EXCERPTED DATA start

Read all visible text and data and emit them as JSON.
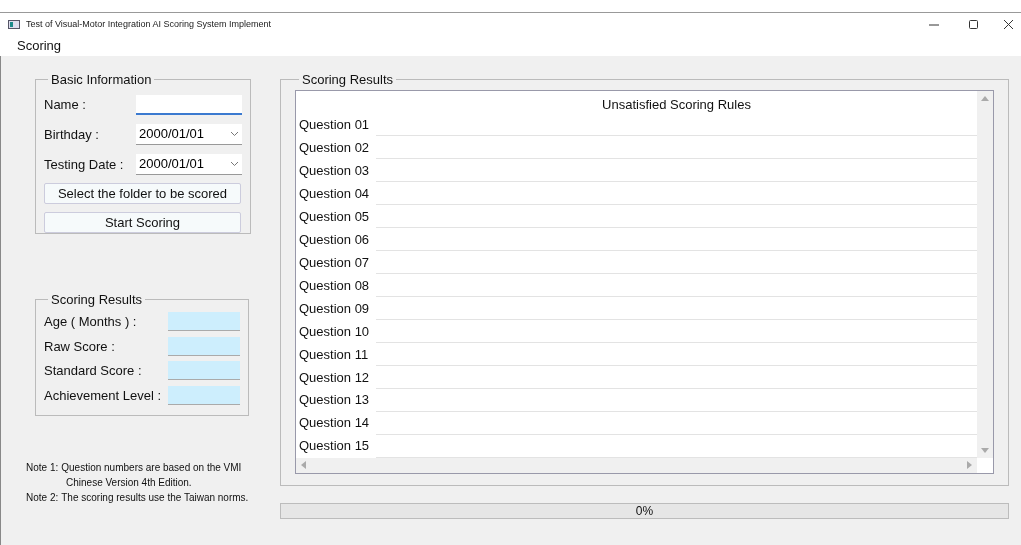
{
  "window": {
    "title": "Test of Visual-Motor Integration AI Scoring System Implement"
  },
  "menu": [
    "Scoring"
  ],
  "basic_info": {
    "title": "Basic Information",
    "fields": [
      {
        "kind": "text",
        "label": "Name :"
      },
      {
        "kind": "date",
        "label": "Birthday :",
        "value": "2000/01/01"
      },
      {
        "kind": "date",
        "label": "Testing Date :",
        "value": "2000/01/01"
      }
    ],
    "buttons": [
      "Select the folder to be scored",
      "Start Scoring"
    ]
  },
  "scoring_results": {
    "title": "Scoring Results",
    "fields": [
      "Age ( Months ) :",
      "Raw Score :",
      "Standard Score :",
      "Achievement Level :"
    ]
  },
  "notes": [
    {
      "label": "Note 1:",
      "text": "Question numbers are based on the VMI",
      "continuation": "Chinese Version 4th Edition."
    },
    {
      "label": "Note 2:",
      "text": "The scoring results use the Taiwan norms."
    }
  ],
  "results_panel": {
    "title": "Scoring Results",
    "column": "Unsatisfied Scoring Rules",
    "rows": [
      "Question 01",
      "Question 02",
      "Question 03",
      "Question 04",
      "Question 05",
      "Question 06",
      "Question 07",
      "Question 08",
      "Question 09",
      "Question 10",
      "Question 11",
      "Question 12",
      "Question 13",
      "Question 14",
      "Question 15"
    ]
  },
  "progress": {
    "level": 0,
    "text": "0%"
  }
}
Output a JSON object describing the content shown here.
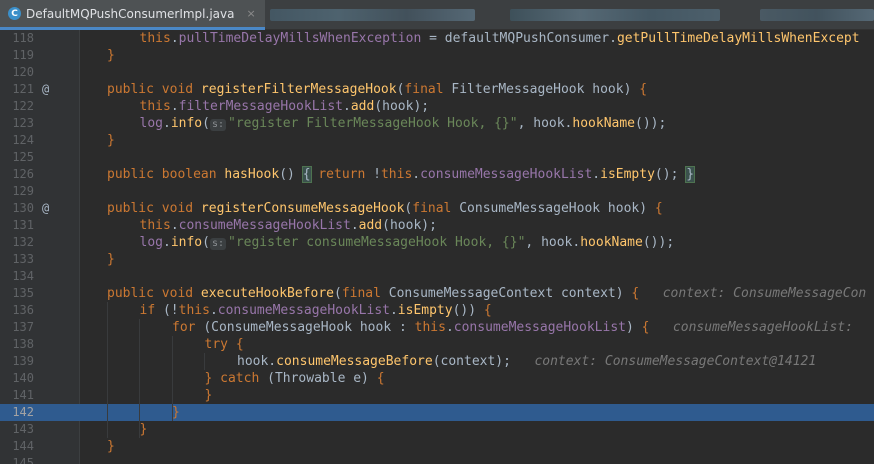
{
  "tabs": [
    {
      "label": "DefaultMQPushConsumerImpl.java",
      "close": "×",
      "icon": "java-class-icon"
    }
  ],
  "lines": [
    {
      "n": "118",
      "ind": 1,
      "toks": [
        [
          "this",
          "kw"
        ],
        [
          ".",
          ""
        ],
        [
          "pullTimeDelayMillsWhenException",
          "fld"
        ],
        [
          " = defaultMQPushConsumer.",
          ""
        ],
        [
          "getPullTimeDelayMillsWhenExcept",
          "mth"
        ]
      ]
    },
    {
      "n": "119",
      "ind": 0,
      "toks": [
        [
          "}",
          "br"
        ]
      ]
    },
    {
      "n": "120",
      "ind": 0,
      "toks": []
    },
    {
      "n": "121",
      "ann": "@",
      "ind": 0,
      "toks": [
        [
          "public void ",
          "kw"
        ],
        [
          "registerFilterMessageHook",
          "mth"
        ],
        [
          "(",
          ""
        ],
        [
          "final ",
          "kw"
        ],
        [
          "FilterMessageHook hook) ",
          ""
        ],
        [
          "{",
          "br"
        ]
      ]
    },
    {
      "n": "122",
      "ind": 1,
      "toks": [
        [
          "this",
          "kw"
        ],
        [
          ".",
          ""
        ],
        [
          "filterMessageHookList",
          "fld"
        ],
        [
          ".",
          ""
        ],
        [
          "add",
          "mth"
        ],
        [
          "(hook);",
          ""
        ]
      ]
    },
    {
      "n": "123",
      "ind": 1,
      "toks": [
        [
          "log",
          "fld"
        ],
        [
          ".",
          ""
        ],
        [
          "info",
          "mth"
        ],
        [
          "(",
          ""
        ],
        [
          "s:",
          "pill"
        ],
        [
          "\"register FilterMessageHook Hook, {}\"",
          "str"
        ],
        [
          ", hook.",
          ""
        ],
        [
          "hookName",
          "mth"
        ],
        [
          "());",
          ""
        ]
      ]
    },
    {
      "n": "124",
      "ind": 0,
      "toks": [
        [
          "}",
          "br"
        ]
      ]
    },
    {
      "n": "125",
      "ind": 0,
      "toks": []
    },
    {
      "n": "126",
      "ind": 0,
      "toks": [
        [
          "public boolean ",
          "kw"
        ],
        [
          "hasHook",
          "mth"
        ],
        [
          "() ",
          ""
        ],
        [
          "{",
          "hlbr"
        ],
        [
          " ",
          ""
        ],
        [
          "return ",
          "kw"
        ],
        [
          "!",
          ""
        ],
        [
          "this",
          "kw"
        ],
        [
          ".",
          ""
        ],
        [
          "consumeMessageHookList",
          "fld"
        ],
        [
          ".",
          ""
        ],
        [
          "isEmpty",
          "mth"
        ],
        [
          "(); ",
          ""
        ],
        [
          "}",
          "hlbr"
        ]
      ]
    },
    {
      "n": "129",
      "ind": 0,
      "toks": []
    },
    {
      "n": "130",
      "ann": "@",
      "ind": 0,
      "toks": [
        [
          "public void ",
          "kw"
        ],
        [
          "registerConsumeMessageHook",
          "mth"
        ],
        [
          "(",
          ""
        ],
        [
          "final ",
          "kw"
        ],
        [
          "ConsumeMessageHook hook) ",
          ""
        ],
        [
          "{",
          "br"
        ]
      ]
    },
    {
      "n": "131",
      "ind": 1,
      "toks": [
        [
          "this",
          "kw"
        ],
        [
          ".",
          ""
        ],
        [
          "consumeMessageHookList",
          "fld"
        ],
        [
          ".",
          ""
        ],
        [
          "add",
          "mth"
        ],
        [
          "(hook);",
          ""
        ]
      ]
    },
    {
      "n": "132",
      "ind": 1,
      "toks": [
        [
          "log",
          "fld"
        ],
        [
          ".",
          ""
        ],
        [
          "info",
          "mth"
        ],
        [
          "(",
          ""
        ],
        [
          "s:",
          "pill"
        ],
        [
          "\"register consumeMessageHook Hook, {}\"",
          "str"
        ],
        [
          ", hook.",
          ""
        ],
        [
          "hookName",
          "mth"
        ],
        [
          "());",
          ""
        ]
      ]
    },
    {
      "n": "133",
      "ind": 0,
      "toks": [
        [
          "}",
          "br"
        ]
      ]
    },
    {
      "n": "134",
      "ind": 0,
      "toks": []
    },
    {
      "n": "135",
      "ind": 0,
      "toks": [
        [
          "public void ",
          "kw"
        ],
        [
          "executeHookBefore",
          "mth"
        ],
        [
          "(",
          ""
        ],
        [
          "final ",
          "kw"
        ],
        [
          "ConsumeMessageContext context) ",
          ""
        ],
        [
          "{",
          "br"
        ],
        [
          "   context: ConsumeMessageCon",
          "hint"
        ]
      ]
    },
    {
      "n": "136",
      "ind": 1,
      "toks": [
        [
          "if ",
          "kw"
        ],
        [
          "(!",
          ""
        ],
        [
          "this",
          "kw"
        ],
        [
          ".",
          ""
        ],
        [
          "consumeMessageHookList",
          "fld"
        ],
        [
          ".",
          ""
        ],
        [
          "isEmpty",
          "mth"
        ],
        [
          "()) ",
          ""
        ],
        [
          "{",
          "br"
        ]
      ]
    },
    {
      "n": "137",
      "ind": 2,
      "toks": [
        [
          "for ",
          "kw"
        ],
        [
          "(ConsumeMessageHook hook : ",
          ""
        ],
        [
          "this",
          "kw"
        ],
        [
          ".",
          ""
        ],
        [
          "consumeMessageHookList",
          "fld"
        ],
        [
          ") ",
          ""
        ],
        [
          "{",
          "br"
        ],
        [
          "   consumeMessageHookList:",
          "hint"
        ]
      ]
    },
    {
      "n": "138",
      "ind": 3,
      "toks": [
        [
          "try ",
          "kw"
        ],
        [
          "{",
          "br"
        ]
      ]
    },
    {
      "n": "139",
      "ind": 4,
      "toks": [
        [
          "hook.",
          ""
        ],
        [
          "consumeMessageBefore",
          "mth"
        ],
        [
          "(context);",
          ""
        ],
        [
          "   context: ConsumeMessageContext@14121",
          "hint"
        ]
      ]
    },
    {
      "n": "140",
      "ind": 3,
      "toks": [
        [
          "} ",
          "br"
        ],
        [
          "catch ",
          "kw"
        ],
        [
          "(Throwable e) ",
          ""
        ],
        [
          "{",
          "br"
        ]
      ]
    },
    {
      "n": "141",
      "ind": 3,
      "toks": [
        [
          "}",
          "br"
        ]
      ]
    },
    {
      "n": "142",
      "ind": 2,
      "current": true,
      "toks": [
        [
          "}",
          "br"
        ]
      ]
    },
    {
      "n": "143",
      "ind": 1,
      "toks": [
        [
          "}",
          "br"
        ]
      ]
    },
    {
      "n": "144",
      "ind": 0,
      "toks": [
        [
          "}",
          "br"
        ]
      ]
    },
    {
      "n": "145",
      "ind": 0,
      "toks": []
    }
  ],
  "colors": {
    "keyword": "#cc7832",
    "field": "#9876aa",
    "method": "#ffc66d",
    "string": "#6a8759",
    "text": "#a9b7c6",
    "current_line": "#2f5b8f"
  }
}
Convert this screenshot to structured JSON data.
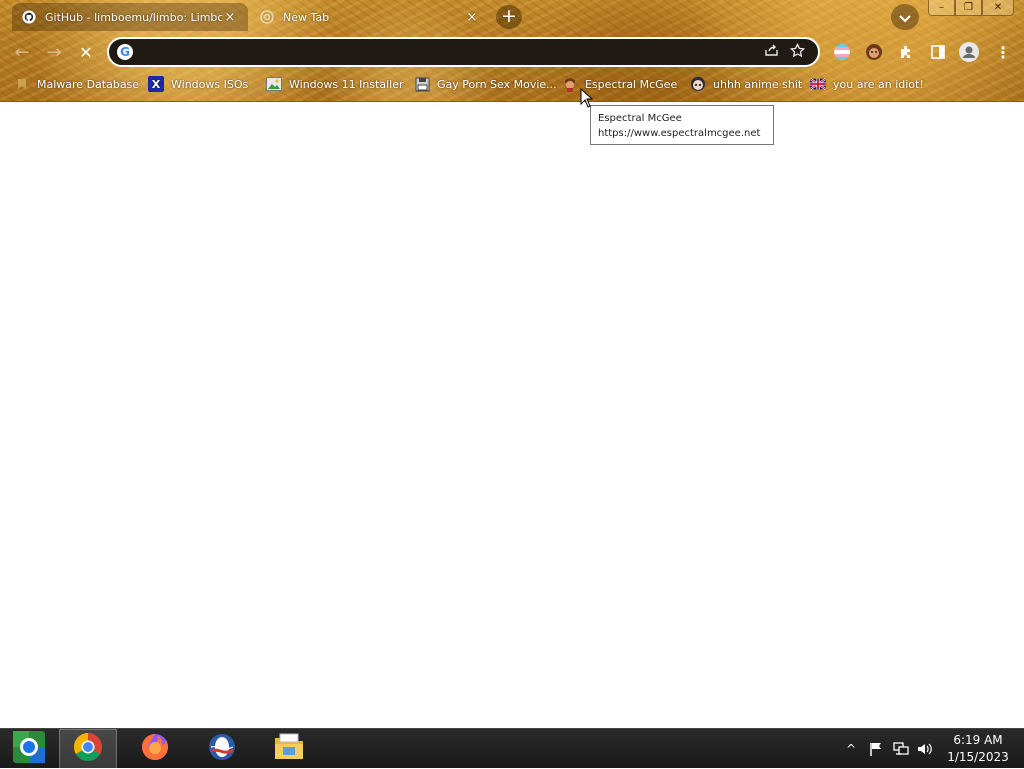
{
  "tabs": [
    {
      "title": "GitHub - limboemu/limbo: Limbo",
      "favicon": "github-icon",
      "close": "×"
    },
    {
      "title": "New Tab",
      "favicon": "new-tab-icon",
      "close": "×"
    }
  ],
  "tab_strip": {
    "new_tab": "+",
    "tab_search": "chevron-down-icon"
  },
  "window_controls": {
    "minimize": "–",
    "maximize": "❐",
    "close": "✕"
  },
  "toolbar": {
    "back": "←",
    "forward": "→",
    "stop": "✕"
  },
  "omnibox": {
    "value": "",
    "placeholder": "",
    "google_letter": "G"
  },
  "bookmarks": [
    {
      "label": "Malware Database",
      "icon": "bookmark-icon"
    },
    {
      "label": "Windows ISOs",
      "icon": "x-icon"
    },
    {
      "label": "Windows 11 Installer",
      "icon": "image-icon"
    },
    {
      "label": "Gay Porn Sex Movie...",
      "icon": "floppy-icon"
    },
    {
      "label": "Espectral McGee",
      "icon": "avatar-icon"
    },
    {
      "label": "uhhh anime shit",
      "icon": "anime-icon"
    },
    {
      "label": "you are an idiot!",
      "icon": "flag-icon"
    }
  ],
  "tooltip": {
    "title": "Espectral McGee",
    "url": "https://www.espectralmcgee.net"
  },
  "taskbar": {
    "apps": [
      "start-orb-icon",
      "chrome-icon",
      "firefox-icon",
      "opera-icon",
      "file-explorer-icon"
    ],
    "tray_arrow": "^",
    "time": "6:19 AM",
    "date": "1/15/2023"
  },
  "colors": {
    "chrome_bg": "#b27a20",
    "omnibox_bg": "#1f1a14",
    "taskbar_bg": "#1a1a1a"
  }
}
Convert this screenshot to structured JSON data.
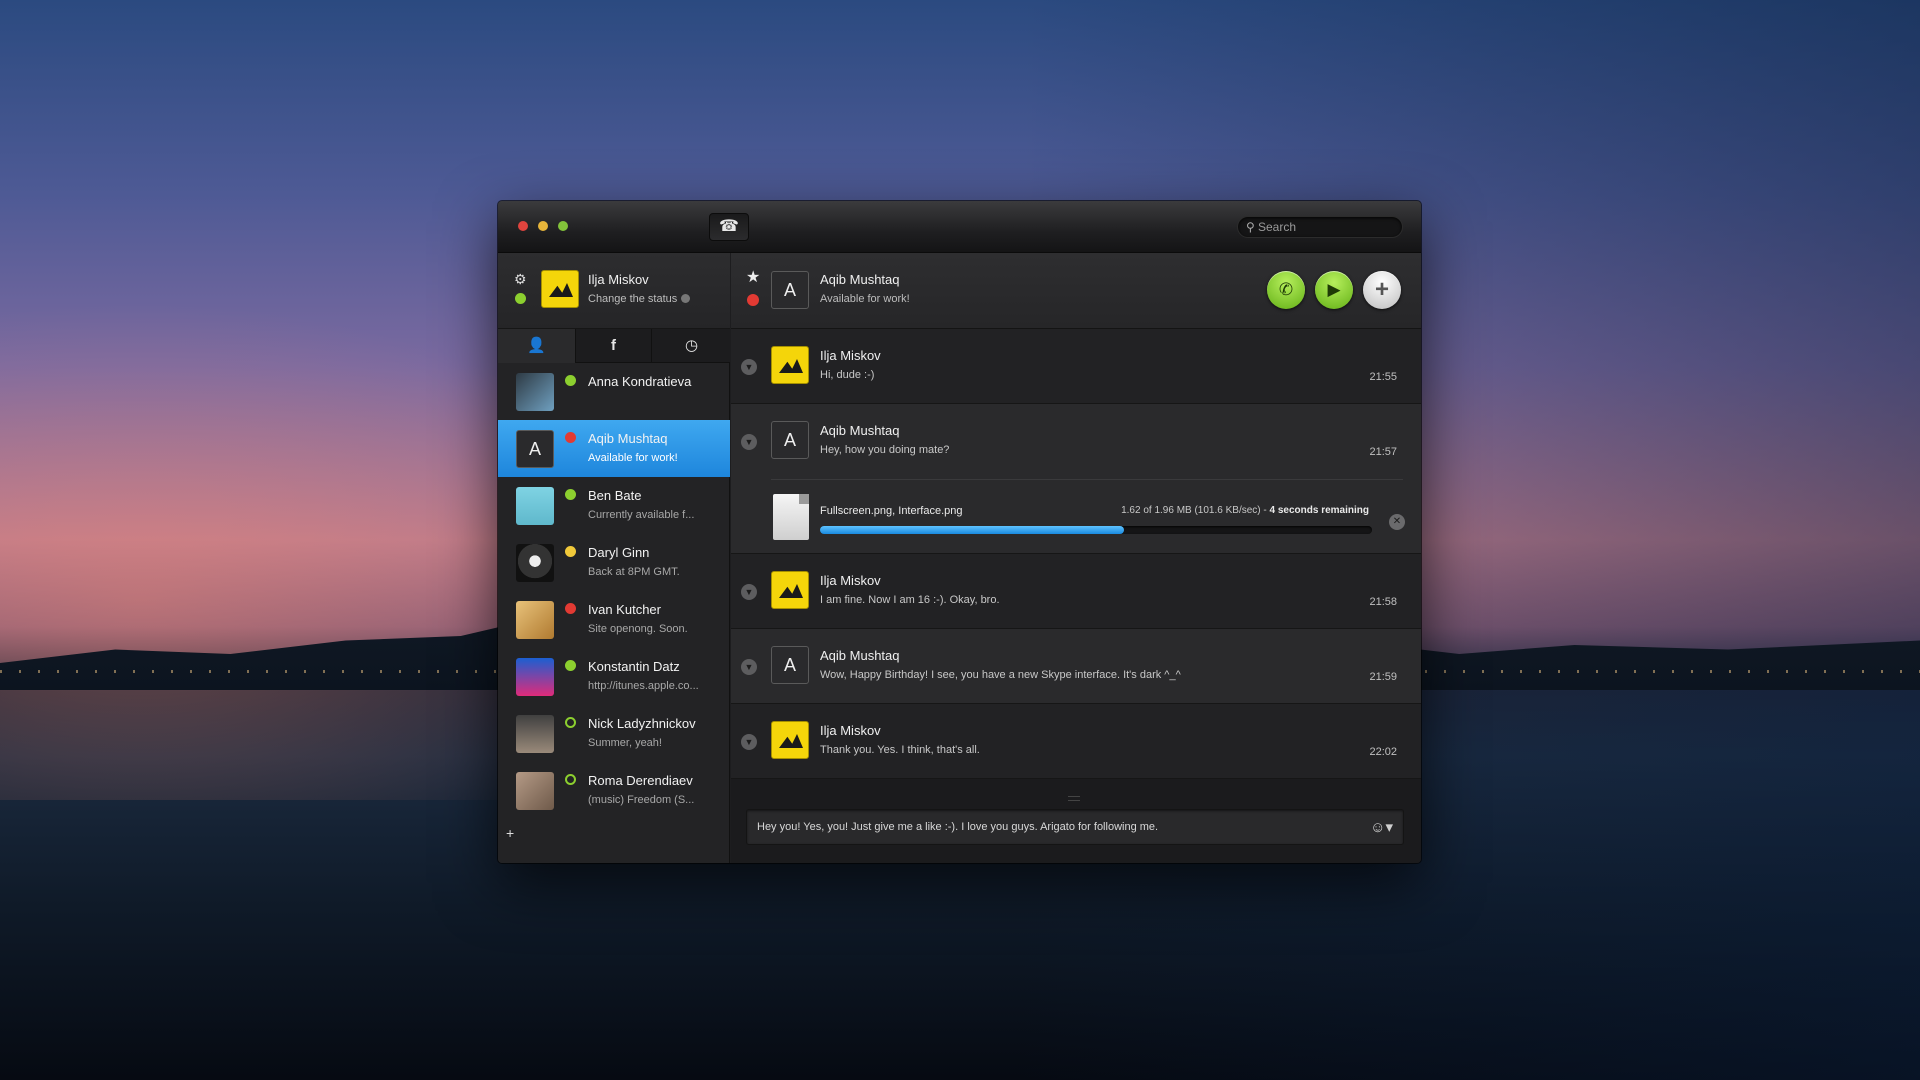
{
  "app": {
    "search_placeholder": "Search"
  },
  "me": {
    "name": "Ilja Miskov",
    "status_label": "Change the status"
  },
  "contacts": [
    {
      "name": "Anna Kondratieva",
      "status": ""
    },
    {
      "name": "Aqib Mushtaq",
      "status": "Available for work!"
    },
    {
      "name": "Ben Bate",
      "status": "Currently available f..."
    },
    {
      "name": "Daryl Ginn",
      "status": "Back at 8PM GMT."
    },
    {
      "name": "Ivan Kutcher",
      "status": "Site openong. Soon."
    },
    {
      "name": "Konstantin Datz",
      "status": "http://itunes.apple.co..."
    },
    {
      "name": "Nick Ladyzhnickov",
      "status": "Summer, yeah!"
    },
    {
      "name": "Roma Derendiaev",
      "status": "(music) Freedom (S..."
    }
  ],
  "chat": {
    "contact_initial": "A",
    "contact_name": "Aqib Mushtaq",
    "contact_status": "Available for work!",
    "messages": [
      {
        "author": "Ilja Miskov",
        "text": "Hi, dude :-)",
        "time": "21:55"
      },
      {
        "author": "Aqib Mushtaq",
        "text": "Hey, how you doing mate?",
        "time": "21:57"
      },
      {
        "author": "Ilja Miskov",
        "text": "I am fine. Now I am 16 :-). Okay, bro.",
        "time": "21:58"
      },
      {
        "author": "Aqib Mushtaq",
        "text": "Wow, Happy Birthday! I see, you have a new Skype interface. It's dark ^_^",
        "time": "21:59"
      },
      {
        "author": "Ilja Miskov",
        "text": "Thank you. Yes. I think, that's all.",
        "time": "22:02"
      }
    ],
    "transfer": {
      "files": "Fullscreen.png,  Interface.png",
      "progress_text": "1.62 of 1.96 MB (101.6 KB/sec) - ",
      "remaining": "4 seconds remaining",
      "progress_fraction": 0.55
    },
    "compose_value": "Hey you! Yes, you! Just give me a like :-). I love you guys. Arigato for following me."
  },
  "colors": {
    "accent_blue": "#1e86dc",
    "status_green": "#8ccf2f",
    "status_red": "#e23a33",
    "status_away": "#f1c93a",
    "avatar_yellow": "#f4d50a"
  },
  "icons": {
    "gear": "gear-icon",
    "phone": "phone-icon",
    "search": "search-icon",
    "contacts_tab": "person-icon",
    "facebook_tab": "facebook-icon",
    "history_tab": "clock-icon",
    "favorite": "star-icon",
    "call": "call-icon",
    "video": "video-icon",
    "add": "plus-icon",
    "emoji": "smiley-icon"
  }
}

EXCERPTED DATA end

* _YOUR TASK_:
Locate all lines that include the word "Aqib" and copy them out.

* _SOLUTION TO THIS EXERCISE_:
      "name": "Aqib Mushtaq",
    "contact_name": "Aqib Mushtaq",
        "author": "Aqib Mushtaq",
        "author": "Aqib Mushtaq",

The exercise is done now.